╭─ Extracted information
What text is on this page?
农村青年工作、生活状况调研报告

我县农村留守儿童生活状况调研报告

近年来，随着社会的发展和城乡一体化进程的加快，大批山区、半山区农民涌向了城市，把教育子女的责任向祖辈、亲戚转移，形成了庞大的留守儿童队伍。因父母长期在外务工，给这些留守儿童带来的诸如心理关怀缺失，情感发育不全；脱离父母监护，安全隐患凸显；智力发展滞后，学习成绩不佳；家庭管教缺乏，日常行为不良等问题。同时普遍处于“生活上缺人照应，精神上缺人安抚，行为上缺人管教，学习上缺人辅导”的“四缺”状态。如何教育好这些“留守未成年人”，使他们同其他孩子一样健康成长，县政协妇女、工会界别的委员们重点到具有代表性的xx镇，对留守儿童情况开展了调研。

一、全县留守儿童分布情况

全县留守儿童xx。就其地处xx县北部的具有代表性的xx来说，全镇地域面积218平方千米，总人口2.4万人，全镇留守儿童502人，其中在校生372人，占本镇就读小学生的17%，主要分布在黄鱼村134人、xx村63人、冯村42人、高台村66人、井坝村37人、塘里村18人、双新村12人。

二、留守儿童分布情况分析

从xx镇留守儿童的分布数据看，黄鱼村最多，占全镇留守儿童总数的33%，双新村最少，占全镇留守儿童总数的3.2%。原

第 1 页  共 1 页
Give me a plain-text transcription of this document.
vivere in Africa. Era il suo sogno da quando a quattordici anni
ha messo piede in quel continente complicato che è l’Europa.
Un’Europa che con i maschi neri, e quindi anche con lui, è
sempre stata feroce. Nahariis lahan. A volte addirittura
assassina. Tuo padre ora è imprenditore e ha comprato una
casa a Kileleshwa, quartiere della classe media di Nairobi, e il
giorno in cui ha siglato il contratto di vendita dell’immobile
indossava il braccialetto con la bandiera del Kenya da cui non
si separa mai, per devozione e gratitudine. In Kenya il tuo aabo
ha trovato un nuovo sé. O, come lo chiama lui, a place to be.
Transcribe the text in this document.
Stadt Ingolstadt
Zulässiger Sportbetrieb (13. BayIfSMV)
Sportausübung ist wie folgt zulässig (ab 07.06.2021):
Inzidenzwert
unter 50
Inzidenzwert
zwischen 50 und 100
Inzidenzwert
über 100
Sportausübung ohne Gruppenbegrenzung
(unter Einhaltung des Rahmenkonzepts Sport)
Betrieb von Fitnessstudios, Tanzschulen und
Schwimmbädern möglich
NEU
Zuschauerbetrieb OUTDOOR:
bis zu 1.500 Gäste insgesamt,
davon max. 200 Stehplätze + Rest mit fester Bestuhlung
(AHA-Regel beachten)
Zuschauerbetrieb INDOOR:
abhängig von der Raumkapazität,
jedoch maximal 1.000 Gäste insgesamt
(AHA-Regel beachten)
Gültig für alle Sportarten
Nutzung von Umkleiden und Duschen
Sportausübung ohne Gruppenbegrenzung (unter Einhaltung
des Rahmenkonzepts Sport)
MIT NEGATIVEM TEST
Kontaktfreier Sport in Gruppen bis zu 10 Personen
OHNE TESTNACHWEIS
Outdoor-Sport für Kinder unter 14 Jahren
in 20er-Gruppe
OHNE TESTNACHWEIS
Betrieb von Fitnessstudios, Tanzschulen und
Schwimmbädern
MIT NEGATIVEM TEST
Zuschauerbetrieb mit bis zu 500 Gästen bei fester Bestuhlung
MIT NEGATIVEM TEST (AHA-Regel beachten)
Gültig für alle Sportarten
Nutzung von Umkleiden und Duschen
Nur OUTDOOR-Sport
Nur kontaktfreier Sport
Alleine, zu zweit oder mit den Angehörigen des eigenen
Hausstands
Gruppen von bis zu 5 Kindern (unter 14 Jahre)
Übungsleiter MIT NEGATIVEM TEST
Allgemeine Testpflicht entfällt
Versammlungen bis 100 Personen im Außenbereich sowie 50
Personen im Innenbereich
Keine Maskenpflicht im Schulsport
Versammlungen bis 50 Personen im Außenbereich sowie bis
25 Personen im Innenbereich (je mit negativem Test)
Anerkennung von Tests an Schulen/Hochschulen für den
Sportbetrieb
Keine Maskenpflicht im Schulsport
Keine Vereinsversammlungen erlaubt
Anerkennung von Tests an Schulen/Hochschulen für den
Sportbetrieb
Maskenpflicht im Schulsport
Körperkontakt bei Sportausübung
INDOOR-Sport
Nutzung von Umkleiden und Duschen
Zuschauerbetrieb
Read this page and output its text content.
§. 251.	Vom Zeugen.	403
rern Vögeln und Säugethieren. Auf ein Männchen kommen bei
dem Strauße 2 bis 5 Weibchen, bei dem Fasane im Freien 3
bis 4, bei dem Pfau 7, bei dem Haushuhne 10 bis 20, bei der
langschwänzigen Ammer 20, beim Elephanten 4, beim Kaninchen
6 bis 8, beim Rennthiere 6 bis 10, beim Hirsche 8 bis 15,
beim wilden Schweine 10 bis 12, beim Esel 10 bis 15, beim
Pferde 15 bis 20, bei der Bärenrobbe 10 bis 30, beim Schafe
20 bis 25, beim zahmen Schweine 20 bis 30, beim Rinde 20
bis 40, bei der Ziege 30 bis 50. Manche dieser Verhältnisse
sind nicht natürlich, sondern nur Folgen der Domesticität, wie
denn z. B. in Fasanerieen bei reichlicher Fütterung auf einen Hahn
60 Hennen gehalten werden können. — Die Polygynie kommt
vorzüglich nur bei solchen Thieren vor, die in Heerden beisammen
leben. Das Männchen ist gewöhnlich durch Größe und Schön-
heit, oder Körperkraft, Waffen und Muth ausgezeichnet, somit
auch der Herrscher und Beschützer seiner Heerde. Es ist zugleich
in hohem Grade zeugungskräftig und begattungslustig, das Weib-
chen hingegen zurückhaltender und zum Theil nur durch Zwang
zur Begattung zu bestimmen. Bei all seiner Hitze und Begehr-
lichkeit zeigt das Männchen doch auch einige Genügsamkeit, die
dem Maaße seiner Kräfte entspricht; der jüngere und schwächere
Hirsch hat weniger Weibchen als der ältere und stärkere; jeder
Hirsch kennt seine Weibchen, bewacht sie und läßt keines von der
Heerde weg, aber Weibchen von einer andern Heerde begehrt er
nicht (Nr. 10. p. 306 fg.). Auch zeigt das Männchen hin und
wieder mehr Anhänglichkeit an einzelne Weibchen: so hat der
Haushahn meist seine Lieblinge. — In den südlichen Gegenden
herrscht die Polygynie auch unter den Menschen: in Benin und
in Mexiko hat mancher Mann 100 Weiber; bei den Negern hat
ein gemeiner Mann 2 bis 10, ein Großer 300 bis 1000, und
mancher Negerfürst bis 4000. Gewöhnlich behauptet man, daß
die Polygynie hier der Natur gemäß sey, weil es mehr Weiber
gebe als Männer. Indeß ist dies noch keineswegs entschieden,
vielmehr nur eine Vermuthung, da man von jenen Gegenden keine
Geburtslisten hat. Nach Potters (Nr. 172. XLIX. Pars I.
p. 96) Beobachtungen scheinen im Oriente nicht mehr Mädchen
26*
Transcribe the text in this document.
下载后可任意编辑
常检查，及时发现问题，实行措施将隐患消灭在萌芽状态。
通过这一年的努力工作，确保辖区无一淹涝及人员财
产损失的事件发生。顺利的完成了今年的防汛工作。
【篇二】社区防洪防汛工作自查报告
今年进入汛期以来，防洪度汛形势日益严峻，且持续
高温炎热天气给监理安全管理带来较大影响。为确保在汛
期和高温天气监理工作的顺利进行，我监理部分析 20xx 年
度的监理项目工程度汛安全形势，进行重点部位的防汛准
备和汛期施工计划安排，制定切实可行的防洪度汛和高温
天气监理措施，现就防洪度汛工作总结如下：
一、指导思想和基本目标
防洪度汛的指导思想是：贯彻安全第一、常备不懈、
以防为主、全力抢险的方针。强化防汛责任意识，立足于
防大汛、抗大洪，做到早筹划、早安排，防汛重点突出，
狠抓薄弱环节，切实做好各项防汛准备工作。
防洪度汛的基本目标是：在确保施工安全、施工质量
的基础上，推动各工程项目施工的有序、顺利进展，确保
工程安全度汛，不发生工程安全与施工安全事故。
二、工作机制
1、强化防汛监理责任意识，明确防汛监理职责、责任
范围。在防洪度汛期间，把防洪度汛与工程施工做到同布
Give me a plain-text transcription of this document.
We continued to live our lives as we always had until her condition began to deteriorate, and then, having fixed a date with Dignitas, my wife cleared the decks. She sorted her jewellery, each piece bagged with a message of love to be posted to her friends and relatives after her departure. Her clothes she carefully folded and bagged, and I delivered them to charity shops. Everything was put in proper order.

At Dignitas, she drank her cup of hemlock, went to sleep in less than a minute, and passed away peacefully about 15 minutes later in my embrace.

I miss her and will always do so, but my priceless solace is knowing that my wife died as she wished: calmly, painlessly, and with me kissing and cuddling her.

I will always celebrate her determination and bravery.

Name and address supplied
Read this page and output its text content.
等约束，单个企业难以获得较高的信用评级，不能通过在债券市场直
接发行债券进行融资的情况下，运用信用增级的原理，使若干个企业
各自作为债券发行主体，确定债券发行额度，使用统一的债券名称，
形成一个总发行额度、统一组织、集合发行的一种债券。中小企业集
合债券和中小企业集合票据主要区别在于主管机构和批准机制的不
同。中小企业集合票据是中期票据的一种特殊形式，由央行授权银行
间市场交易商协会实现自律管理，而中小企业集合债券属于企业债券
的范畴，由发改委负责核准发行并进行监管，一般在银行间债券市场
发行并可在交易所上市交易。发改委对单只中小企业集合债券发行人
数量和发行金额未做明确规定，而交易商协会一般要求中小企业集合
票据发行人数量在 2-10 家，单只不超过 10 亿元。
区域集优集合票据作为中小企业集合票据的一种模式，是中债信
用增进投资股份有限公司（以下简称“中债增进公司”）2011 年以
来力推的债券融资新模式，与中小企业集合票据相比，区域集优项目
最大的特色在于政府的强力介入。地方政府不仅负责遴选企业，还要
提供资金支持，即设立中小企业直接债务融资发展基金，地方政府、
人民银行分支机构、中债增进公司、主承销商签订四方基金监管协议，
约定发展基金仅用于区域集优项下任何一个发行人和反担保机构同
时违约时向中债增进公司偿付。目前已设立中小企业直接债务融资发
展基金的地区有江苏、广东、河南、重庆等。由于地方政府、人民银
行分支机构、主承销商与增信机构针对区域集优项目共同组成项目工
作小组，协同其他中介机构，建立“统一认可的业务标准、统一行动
╰─
* Problem details *
Return each line among the entries that holds the word "Schwimmbädern".

* Task answer *
Schwimmbädern möglich
Schwimmbädern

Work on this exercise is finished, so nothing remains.